**DOCUMENT SEGMENT:**
------------

Dolphins pick up ‘shelling’ habit from friends
Picture: Sonja Wild / Dolphin Innovation Project.
Dolphins are like the great apes in that they learn foraging techniques not only from their mothers but from their friends – that’s the surprise finding from a new scientific study carried out in Shark Bay in Western Australia.
Indo-Pacific bottlenose dolphins have been closely studied in Shark Bay for more than 35 years, and their foraging tactic known as “shelling” was first noted in the mid-1990s.
Dolphins know that prey hides inside the large empty shells of giant sea snails, so bring the shells to the surface with their beaks. They then shake the food into their mouths – like the last crisps from a packet.
Dolphin foraging techniques are typically taught to calves by their mothers, and this “vertical social transmission” between generations, practised by most animals, had long been considered the only way they learnt. A technique typically passed on by dolphins in this way is “sponging”, the placing of sea sponges over their beaks to protect them while foraging.

------------

**SET OF TASKS:**
[A] List each distinct term the dolphin article puts in quotation marks.
[B] According to the dolphin article, for how long have Indo-Pacific bottlenose dolphins been closely studied in Shark Bay?
[C] Repeat the dolphin article from "Dolphins pick up" up to and including "in Western Australia.".
The listing after this comes from a different source.

------------

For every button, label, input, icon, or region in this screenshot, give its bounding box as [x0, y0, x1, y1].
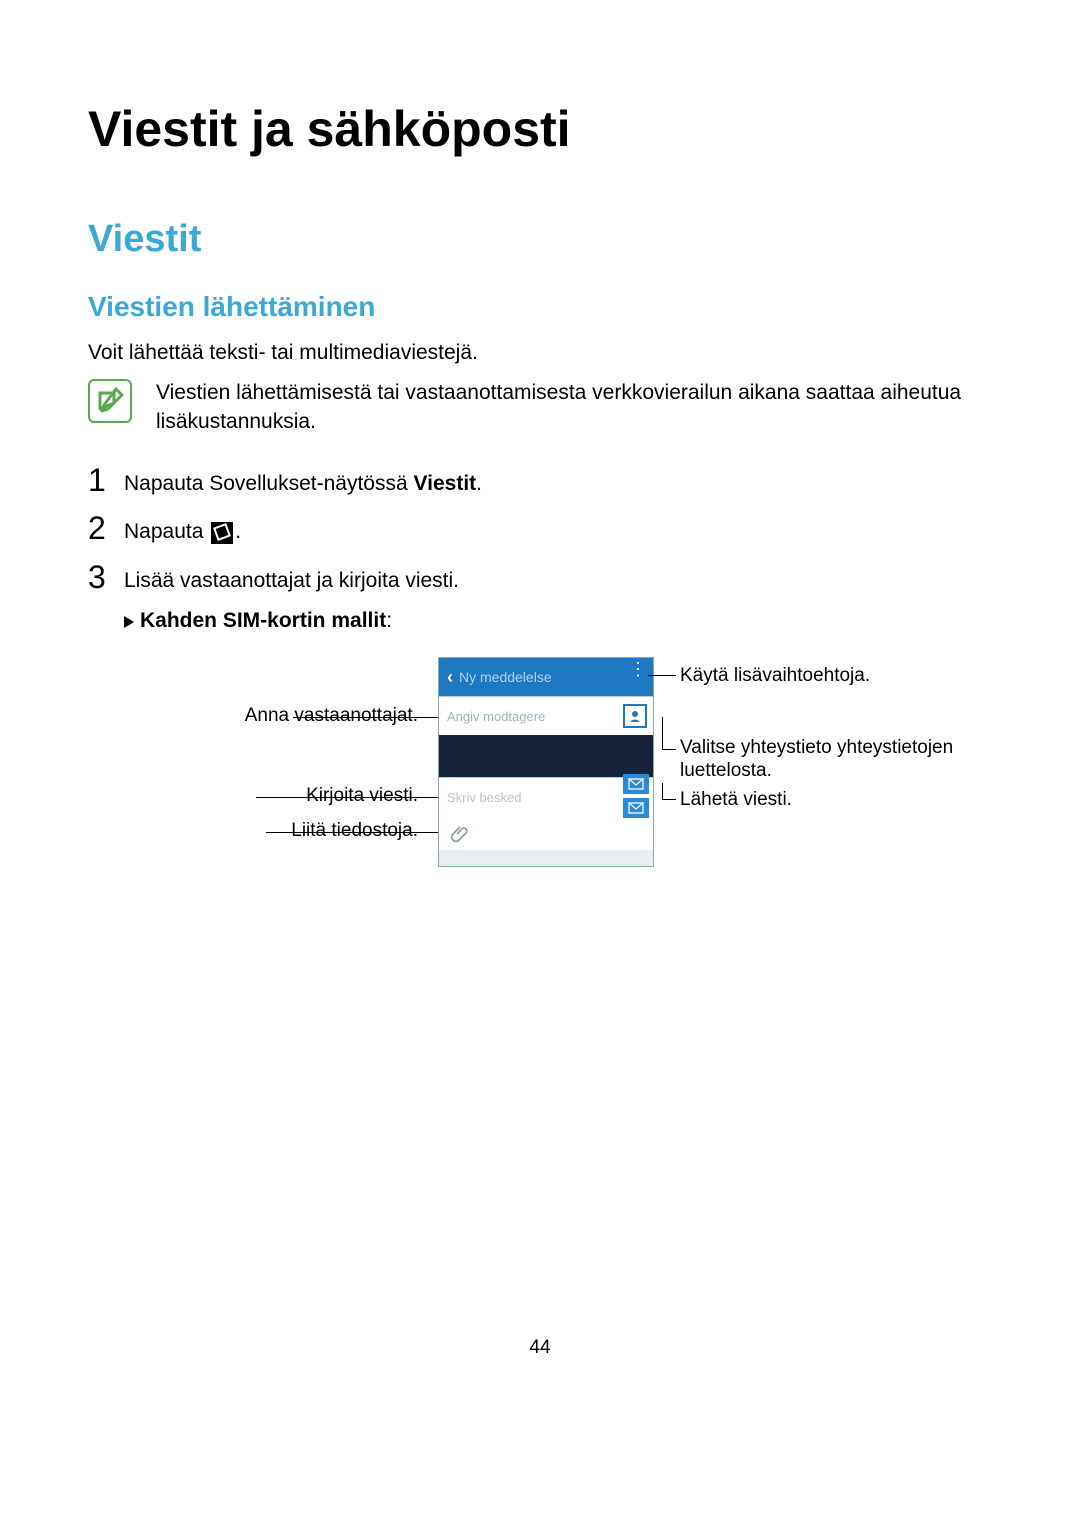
- step-1-pre: Napauta Sovellukset-näytössä: [124, 472, 414, 495]
- step-3-sub-bold: Kahden SIM-kortin mallit: [140, 609, 386, 632]
- phone-dark-area: [439, 735, 653, 777]
- page-title: Viestit ja sähköposti: [88, 100, 992, 158]
- step-number: 1: [88, 464, 124, 496]
- intro-text: Voit lähettää teksti- tai multimediavies…: [88, 339, 992, 367]
- step-3: 3 Lisää vastaanottajat ja kirjoita viest…: [88, 561, 992, 595]
- step-3-sub-post: :: [386, 609, 392, 632]
- attach-row: [439, 816, 653, 850]
- send-sim2-icon: [623, 798, 649, 818]
- step-1-bold: Viestit: [414, 472, 477, 495]
- recipients-placeholder: Angiv modtagere: [447, 709, 545, 724]
- message-field: Skriv besked: [439, 777, 653, 816]
- step-1: 1 Napauta Sovellukset-näytössä Viestit.: [88, 464, 992, 498]
- send-sim1-icon: [623, 774, 649, 794]
- note-icon: [88, 379, 132, 423]
- phone-header-title: Ny meddelelse: [459, 669, 552, 685]
- phone-bottom-bar: [439, 850, 653, 866]
- compose-icon: [211, 522, 233, 544]
- subsection-heading: Viestien lähettäminen: [88, 291, 992, 323]
- step-number: 2: [88, 512, 124, 544]
- callout-contacts: Valitse yhteystieto yhteystietojen luett…: [680, 737, 990, 783]
- contacts-button-icon: [623, 704, 647, 728]
- phone-screenshot: ‹ Ny meddelelse ⋮ Angiv modtagere Skriv …: [438, 657, 654, 867]
- step-number: 3: [88, 561, 124, 593]
- step-3-text: Lisää vastaanottajat ja kirjoita viesti.: [124, 561, 459, 595]
- section-heading: Viestit: [88, 218, 992, 261]
- step-1-post: .: [476, 472, 482, 495]
- phone-diagram: Anna vastaanottajat. Kirjoita viesti. Li…: [88, 657, 988, 917]
- triangle-bullet-icon: [124, 616, 134, 628]
- phone-header: ‹ Ny meddelelse ⋮: [439, 658, 653, 696]
- note-text: Viestien lähettämisestä tai vastaanottam…: [156, 379, 992, 436]
- callout-send: Lähetä viesti.: [680, 789, 980, 812]
- paperclip-icon: [451, 824, 469, 842]
- callout-menu: Käytä lisävaihtoehtoja.: [680, 665, 980, 688]
- recipients-field: Angiv modtagere: [439, 696, 653, 735]
- step-2-text: Napauta: [124, 520, 209, 543]
- step-2-post: .: [235, 520, 241, 543]
- step-2: 2 Napauta .: [88, 512, 992, 546]
- menu-icon: ⋮: [629, 666, 645, 672]
- step-3-sub: Kahden SIM-kortin mallit:: [124, 609, 992, 633]
- message-placeholder: Skriv besked: [447, 790, 521, 805]
- back-icon: ‹: [447, 667, 453, 688]
- note-block: Viestien lähettämisestä tai vastaanottam…: [88, 379, 992, 436]
- page-number: 44: [88, 1337, 992, 1359]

------------

**TASK ANSWERS:**
[A] shelling; vertical social transmission; sponging

[B] More than 35 years.

[C]
Dolphins pick up ‘shelling’ habit from friends
Picture: Sonja Wild / Dolphin Innovation Project.
Dolphins are like the great apes in that they learn foraging techniques not only from their mothers but from their friends – that’s the surprise finding from a new scientific study carried out in Shark Bay in Western Australia.